## Work required
Copy every line of the records below where the word "filters" occurs.

## Data records
= = = = =

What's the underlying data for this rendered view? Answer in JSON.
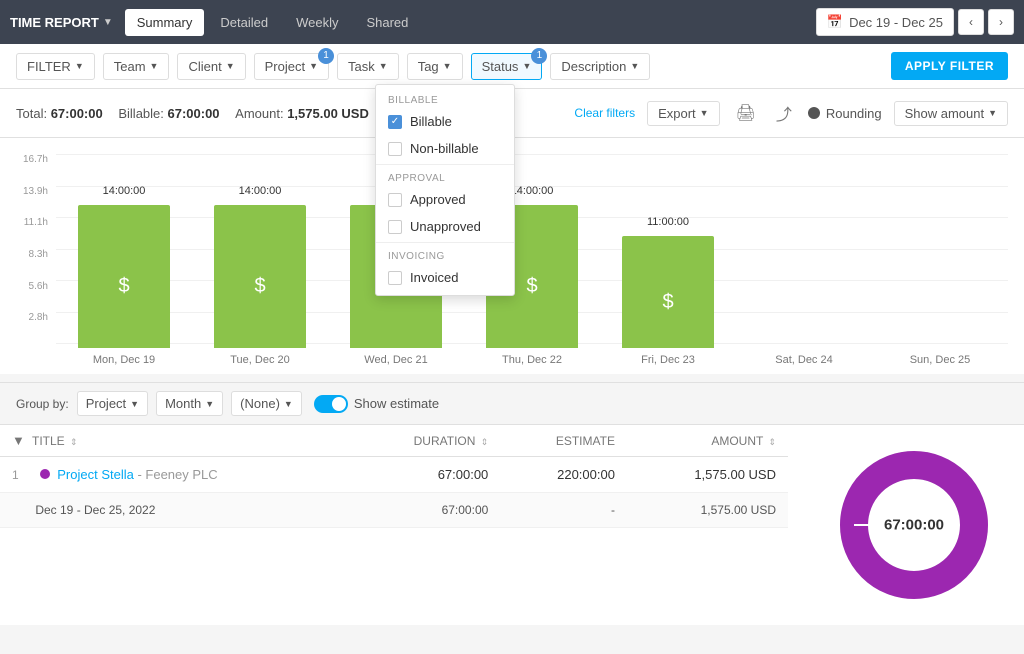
{
  "app": {
    "title": "TIME REPORT",
    "dropdown_arrow": "▼"
  },
  "nav": {
    "tabs": [
      {
        "label": "Summary",
        "active": true
      },
      {
        "label": "Detailed",
        "active": false
      },
      {
        "label": "Weekly",
        "active": false
      },
      {
        "label": "Shared",
        "active": false
      }
    ],
    "date_range": "Dec 19 - Dec 25",
    "calendar_icon": "📅",
    "prev_arrow": "‹",
    "next_arrow": "›"
  },
  "filter_bar": {
    "filters": [
      {
        "label": "FILTER",
        "has_badge": false
      },
      {
        "label": "Team",
        "has_badge": false
      },
      {
        "label": "Client",
        "has_badge": false
      },
      {
        "label": "Project",
        "has_badge": true,
        "badge_count": "1"
      },
      {
        "label": "Task",
        "has_badge": false
      },
      {
        "label": "Tag",
        "has_badge": false
      },
      {
        "label": "Status",
        "has_badge": true,
        "badge_count": "1"
      },
      {
        "label": "Description",
        "has_badge": false
      }
    ],
    "apply_button": "APPLY FILTER"
  },
  "summary": {
    "total_label": "Total:",
    "total_value": "67:00:00",
    "billable_label": "Billable:",
    "billable_value": "67:00:00",
    "amount_label": "Amount:",
    "amount_value": "1,575.00 USD",
    "clear_filters": "Clear filters",
    "export_label": "Export",
    "rounding_label": "Rounding",
    "show_amount_label": "Show amount"
  },
  "status_dropdown": {
    "sections": [
      {
        "label": "BILLABLE",
        "items": [
          {
            "label": "Billable",
            "checked": true
          },
          {
            "label": "Non-billable",
            "checked": false
          }
        ]
      },
      {
        "label": "APPROVAL",
        "items": [
          {
            "label": "Approved",
            "checked": false
          },
          {
            "label": "Unapproved",
            "checked": false
          }
        ]
      },
      {
        "label": "INVOICING",
        "items": [
          {
            "label": "Invoiced",
            "checked": false
          }
        ]
      }
    ]
  },
  "chart": {
    "y_labels": [
      "16.7h",
      "13.9h",
      "11.1h",
      "8.3h",
      "5.6h",
      "2.8h",
      ""
    ],
    "bars": [
      {
        "day": "Mon, Dec 19",
        "value": "14:00:00",
        "height_pct": 84
      },
      {
        "day": "Tue, Dec 20",
        "value": "14:00:00",
        "height_pct": 84
      },
      {
        "day": "Wed, Dec 21",
        "value": "14:00:00",
        "height_pct": 84
      },
      {
        "day": "Thu, Dec 22",
        "value": "14:00:00",
        "height_pct": 84
      },
      {
        "day": "Fri, Dec 23",
        "value": "11:00:00",
        "height_pct": 66
      },
      {
        "day": "Sat, Dec 24",
        "value": "",
        "height_pct": 0
      },
      {
        "day": "Sun, Dec 25",
        "value": "",
        "height_pct": 0
      }
    ],
    "dollar_icon": "$"
  },
  "group_bar": {
    "group_by_label": "Group by:",
    "group_options": [
      "Project",
      "Month",
      "(None)"
    ],
    "show_estimate_label": "Show estimate"
  },
  "table": {
    "columns": [
      {
        "label": "TITLE",
        "sort": true
      },
      {
        "label": "DURATION",
        "sort": true
      },
      {
        "label": "ESTIMATE",
        "sort": false
      },
      {
        "label": "AMOUNT",
        "sort": true
      }
    ],
    "rows": [
      {
        "type": "project",
        "num": "1",
        "project": "Project Stella",
        "client": "- Feeney PLC",
        "duration": "67:00:00",
        "estimate": "220:00:00",
        "amount": "1,575.00 USD"
      }
    ],
    "date_row": {
      "label": "Dec 19 - Dec 25, 2022",
      "duration": "67:00:00",
      "estimate": "-",
      "amount": "1,575.00 USD"
    }
  },
  "donut": {
    "center_value": "67:00:00",
    "color": "#9c27b0",
    "bg_color": "#e0e0e0"
  }
}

= = = = =

## Answer to the exercise
    "filters": [
    "clear_filters": "Clear filters",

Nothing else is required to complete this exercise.